### [Exercise]
Take every line from the listing below that includes "Students" and copy it.

-=-=-

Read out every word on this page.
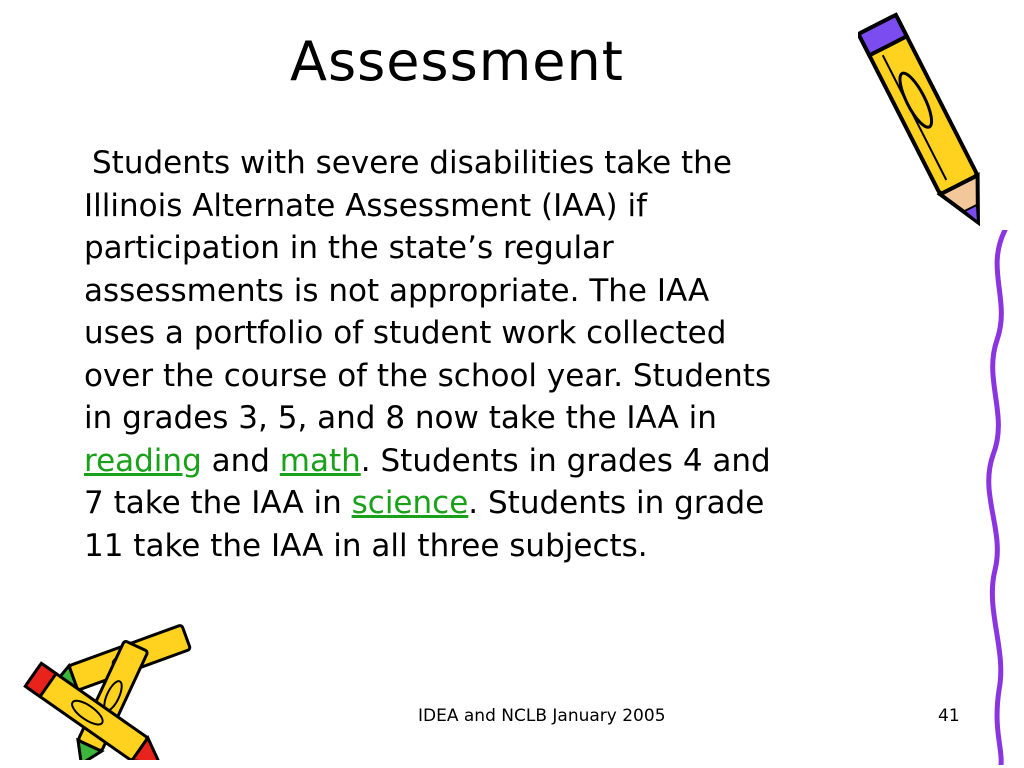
Assessment
Students with severe disabilities take the
Illinois Alternate Assessment (IAA) if
participation in the state’s regular
assessments is not appropriate. The IAA
uses a portfolio of student work collected
over the course of the school year. Students
in grades 3, 5, and 8 now take the IAA in
reading and math. Students in grades 4 and
7 take the IAA in science. Students in grade
11 take the IAA in all three subjects.
IDEA and NCLB January 2005	41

-=-=-

### [Final result]
Students with severe disabilities take the
over the course of the school year. Students
reading and math. Students in grades 4 and
7 take the IAA in science. Students in grade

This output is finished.